**Task to complete:** Every line of the material is to be repeated exactly as it stands.

**Data shown:**
________________

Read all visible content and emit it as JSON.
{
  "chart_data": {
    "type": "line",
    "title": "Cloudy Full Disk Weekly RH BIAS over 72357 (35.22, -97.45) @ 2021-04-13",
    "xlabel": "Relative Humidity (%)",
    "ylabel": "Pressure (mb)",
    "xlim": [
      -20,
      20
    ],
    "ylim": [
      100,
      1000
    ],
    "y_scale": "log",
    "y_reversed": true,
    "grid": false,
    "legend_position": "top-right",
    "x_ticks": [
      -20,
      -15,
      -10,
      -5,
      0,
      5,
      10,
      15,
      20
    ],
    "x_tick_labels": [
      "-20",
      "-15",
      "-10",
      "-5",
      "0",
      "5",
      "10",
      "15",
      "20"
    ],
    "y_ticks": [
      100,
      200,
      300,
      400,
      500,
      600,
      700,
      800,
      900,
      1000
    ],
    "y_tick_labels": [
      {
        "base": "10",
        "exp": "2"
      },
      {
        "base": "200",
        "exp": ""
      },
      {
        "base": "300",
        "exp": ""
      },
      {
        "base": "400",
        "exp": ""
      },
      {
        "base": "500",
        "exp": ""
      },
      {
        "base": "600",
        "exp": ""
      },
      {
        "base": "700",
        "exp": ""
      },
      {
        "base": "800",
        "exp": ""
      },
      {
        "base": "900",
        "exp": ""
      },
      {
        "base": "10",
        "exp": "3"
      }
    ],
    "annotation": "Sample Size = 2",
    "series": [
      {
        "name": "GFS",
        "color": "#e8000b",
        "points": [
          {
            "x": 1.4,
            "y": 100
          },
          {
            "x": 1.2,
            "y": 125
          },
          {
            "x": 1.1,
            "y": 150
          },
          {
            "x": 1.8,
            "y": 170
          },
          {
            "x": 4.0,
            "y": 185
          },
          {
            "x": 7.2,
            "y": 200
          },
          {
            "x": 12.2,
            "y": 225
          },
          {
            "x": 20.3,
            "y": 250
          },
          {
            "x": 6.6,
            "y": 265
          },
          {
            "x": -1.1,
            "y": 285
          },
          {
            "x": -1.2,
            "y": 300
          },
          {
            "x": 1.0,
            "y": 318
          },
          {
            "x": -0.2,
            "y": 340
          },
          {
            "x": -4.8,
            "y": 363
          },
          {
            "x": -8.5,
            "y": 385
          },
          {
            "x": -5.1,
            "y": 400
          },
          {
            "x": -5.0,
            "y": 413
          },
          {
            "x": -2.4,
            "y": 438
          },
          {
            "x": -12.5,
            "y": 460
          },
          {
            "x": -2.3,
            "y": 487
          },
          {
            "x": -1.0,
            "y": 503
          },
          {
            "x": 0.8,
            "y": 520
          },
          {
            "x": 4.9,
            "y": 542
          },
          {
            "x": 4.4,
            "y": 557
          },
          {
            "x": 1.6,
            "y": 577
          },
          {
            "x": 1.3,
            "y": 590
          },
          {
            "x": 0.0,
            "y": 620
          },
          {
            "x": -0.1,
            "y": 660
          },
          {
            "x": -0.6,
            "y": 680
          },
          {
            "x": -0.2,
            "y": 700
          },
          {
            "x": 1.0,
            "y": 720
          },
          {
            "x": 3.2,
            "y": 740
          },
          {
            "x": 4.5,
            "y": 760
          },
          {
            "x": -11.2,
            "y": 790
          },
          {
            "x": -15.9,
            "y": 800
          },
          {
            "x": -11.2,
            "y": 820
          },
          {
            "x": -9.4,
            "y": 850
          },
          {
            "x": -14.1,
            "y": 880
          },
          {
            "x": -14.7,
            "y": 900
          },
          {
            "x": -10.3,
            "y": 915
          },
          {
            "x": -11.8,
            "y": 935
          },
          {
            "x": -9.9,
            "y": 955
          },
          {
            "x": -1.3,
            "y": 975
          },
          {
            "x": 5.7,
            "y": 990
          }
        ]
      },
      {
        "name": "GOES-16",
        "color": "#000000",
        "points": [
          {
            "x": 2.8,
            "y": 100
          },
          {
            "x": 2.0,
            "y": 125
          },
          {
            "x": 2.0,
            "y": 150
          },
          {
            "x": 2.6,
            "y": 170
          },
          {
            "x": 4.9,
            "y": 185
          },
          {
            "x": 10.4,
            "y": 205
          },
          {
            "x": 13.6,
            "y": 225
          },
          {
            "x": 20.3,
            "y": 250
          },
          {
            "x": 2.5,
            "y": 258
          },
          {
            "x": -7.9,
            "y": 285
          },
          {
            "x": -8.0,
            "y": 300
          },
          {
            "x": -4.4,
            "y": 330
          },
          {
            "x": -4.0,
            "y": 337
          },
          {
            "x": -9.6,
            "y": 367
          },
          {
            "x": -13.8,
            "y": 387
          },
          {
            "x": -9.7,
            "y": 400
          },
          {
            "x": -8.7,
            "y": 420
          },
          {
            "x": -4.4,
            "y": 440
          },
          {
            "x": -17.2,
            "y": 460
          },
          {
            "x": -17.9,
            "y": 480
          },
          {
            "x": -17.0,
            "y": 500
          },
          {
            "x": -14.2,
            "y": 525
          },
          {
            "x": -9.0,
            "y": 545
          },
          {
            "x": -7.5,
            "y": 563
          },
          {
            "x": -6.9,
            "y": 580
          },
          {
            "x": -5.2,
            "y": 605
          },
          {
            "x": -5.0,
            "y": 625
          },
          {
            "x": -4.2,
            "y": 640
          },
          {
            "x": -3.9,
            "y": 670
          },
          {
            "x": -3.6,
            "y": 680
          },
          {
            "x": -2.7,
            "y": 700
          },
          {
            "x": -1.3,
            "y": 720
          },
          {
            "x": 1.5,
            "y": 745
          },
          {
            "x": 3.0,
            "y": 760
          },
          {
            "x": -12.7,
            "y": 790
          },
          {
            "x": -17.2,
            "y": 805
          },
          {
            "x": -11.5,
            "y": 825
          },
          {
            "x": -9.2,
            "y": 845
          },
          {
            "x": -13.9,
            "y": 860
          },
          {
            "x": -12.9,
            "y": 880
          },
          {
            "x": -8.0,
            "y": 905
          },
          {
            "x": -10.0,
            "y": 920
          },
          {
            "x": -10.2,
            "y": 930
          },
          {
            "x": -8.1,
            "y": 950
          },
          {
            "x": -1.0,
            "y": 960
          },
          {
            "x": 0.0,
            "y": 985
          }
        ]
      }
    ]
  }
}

________________

**Output:**
Read all visible content and emit it as JSON.
{
  "chart_data": {
    "type": "line",
    "title": "Cloudy Full Disk Weekly RH BIAS over 72357 (35.22, -97.45) @ 2021-04-13",
    "xlabel": "Relative Humidity (%)",
    "ylabel": "Pressure (mb)",
    "xlim": [
      -20,
      20
    ],
    "ylim": [
      100,
      1000
    ],
    "y_scale": "log",
    "y_reversed": true,
    "grid": false,
    "legend_position": "top-right",
    "x_ticks": [
      -20,
      -15,
      -10,
      -5,
      0,
      5,
      10,
      15,
      20
    ],
    "x_tick_labels": [
      "-20",
      "-15",
      "-10",
      "-5",
      "0",
      "5",
      "10",
      "15",
      "20"
    ],
    "y_ticks": [
      100,
      200,
      300,
      400,
      500,
      600,
      700,
      800,
      900,
      1000
    ],
    "y_tick_labels": [
      {
        "base": "10",
        "exp": "2"
      },
      {
        "base": "200",
        "exp": ""
      },
      {
        "base": "300",
        "exp": ""
      },
      {
        "base": "400",
        "exp": ""
      },
      {
        "base": "500",
        "exp": ""
      },
      {
        "base": "600",
        "exp": ""
      },
      {
        "base": "700",
        "exp": ""
      },
      {
        "base": "800",
        "exp": ""
      },
      {
        "base": "900",
        "exp": ""
      },
      {
        "base": "10",
        "exp": "3"
      }
    ],
    "annotation": "Sample Size = 2",
    "series": [
      {
        "name": "GFS",
        "color": "#e8000b",
        "points": [
          {
            "x": 1.4,
            "y": 100
          },
          {
            "x": 1.2,
            "y": 125
          },
          {
            "x": 1.1,
            "y": 150
          },
          {
            "x": 1.8,
            "y": 170
          },
          {
            "x": 4.0,
            "y": 185
          },
          {
            "x": 7.2,
            "y": 200
          },
          {
            "x": 12.2,
            "y": 225
          },
          {
            "x": 20.3,
            "y": 250
          },
          {
            "x": 6.6,
            "y": 265
          },
          {
            "x": -1.1,
            "y": 285
          },
          {
            "x": -1.2,
            "y": 300
          },
          {
            "x": 1.0,
            "y": 318
          },
          {
            "x": -0.2,
            "y": 340
          },
          {
            "x": -4.8,
            "y": 363
          },
          {
            "x": -8.5,
            "y": 385
          },
          {
            "x": -5.1,
            "y": 400
          },
          {
            "x": -5.0,
            "y": 413
          },
          {
            "x": -2.4,
            "y": 438
          },
          {
            "x": -12.5,
            "y": 460
          },
          {
            "x": -2.3,
            "y": 487
          },
          {
            "x": -1.0,
            "y": 503
          },
          {
            "x": 0.8,
            "y": 520
          },
          {
            "x": 4.9,
            "y": 542
          },
          {
            "x": 4.4,
            "y": 557
          },
          {
            "x": 1.6,
            "y": 577
          },
          {
            "x": 1.3,
            "y": 590
          },
          {
            "x": 0.0,
            "y": 620
          },
          {
            "x": -0.1,
            "y": 660
          },
          {
            "x": -0.6,
            "y": 680
          },
          {
            "x": -0.2,
            "y": 700
          },
          {
            "x": 1.0,
            "y": 720
          },
          {
            "x": 3.2,
            "y": 740
          },
          {
            "x": 4.5,
            "y": 760
          },
          {
            "x": -11.2,
            "y": 790
          },
          {
            "x": -15.9,
            "y": 800
          },
          {
            "x": -11.2,
            "y": 820
          },
          {
            "x": -9.4,
            "y": 850
          },
          {
            "x": -14.1,
            "y": 880
          },
          {
            "x": -14.7,
            "y": 900
          },
          {
            "x": -10.3,
            "y": 915
          },
          {
            "x": -11.8,
            "y": 935
          },
          {
            "x": -9.9,
            "y": 955
          },
          {
            "x": -1.3,
            "y": 975
          },
          {
            "x": 5.7,
            "y": 990
          }
        ]
      },
      {
        "name": "GOES-16",
        "color": "#000000",
        "points": [
          {
            "x": 2.8,
            "y": 100
          },
          {
            "x": 2.0,
            "y": 125
          },
          {
            "x": 2.0,
            "y": 150
          },
          {
            "x": 2.6,
            "y": 170
          },
          {
            "x": 4.9,
            "y": 185
          },
          {
            "x": 10.4,
            "y": 205
          },
          {
            "x": 13.6,
            "y": 225
          },
          {
            "x": 20.3,
            "y": 250
          },
          {
            "x": 2.5,
            "y": 258
          },
          {
            "x": -7.9,
            "y": 285
          },
          {
            "x": -8.0,
            "y": 300
          },
          {
            "x": -4.4,
            "y": 330
          },
          {
            "x": -4.0,
            "y": 337
          },
          {
            "x": -9.6,
            "y": 367
          },
          {
            "x": -13.8,
            "y": 387
          },
          {
            "x": -9.7,
            "y": 400
          },
          {
            "x": -8.7,
            "y": 420
          },
          {
            "x": -4.4,
            "y": 440
          },
          {
            "x": -17.2,
            "y": 460
          },
          {
            "x": -17.9,
            "y": 480
          },
          {
            "x": -17.0,
            "y": 500
          },
          {
            "x": -14.2,
            "y": 525
          },
          {
            "x": -9.0,
            "y": 545
          },
          {
            "x": -7.5,
            "y": 563
          },
          {
            "x": -6.9,
            "y": 580
          },
          {
            "x": -5.2,
            "y": 605
          },
          {
            "x": -5.0,
            "y": 625
          },
          {
            "x": -4.2,
            "y": 640
          },
          {
            "x": -3.9,
            "y": 670
          },
          {
            "x": -3.6,
            "y": 680
          },
          {
            "x": -2.7,
            "y": 700
          },
          {
            "x": -1.3,
            "y": 720
          },
          {
            "x": 1.5,
            "y": 745
          },
          {
            "x": 3.0,
            "y": 760
          },
          {
            "x": -12.7,
            "y": 790
          },
          {
            "x": -17.2,
            "y": 805
          },
          {
            "x": -11.5,
            "y": 825
          },
          {
            "x": -9.2,
            "y": 845
          },
          {
            "x": -13.9,
            "y": 860
          },
          {
            "x": -12.9,
            "y": 880
          },
          {
            "x": -8.0,
            "y": 905
          },
          {
            "x": -10.0,
            "y": 920
          },
          {
            "x": -10.2,
            "y": 930
          },
          {
            "x": -8.1,
            "y": 950
          },
          {
            "x": -1.0,
            "y": 960
          },
          {
            "x": 0.0,
            "y": 985
          }
        ]
      }
    ]
  }
}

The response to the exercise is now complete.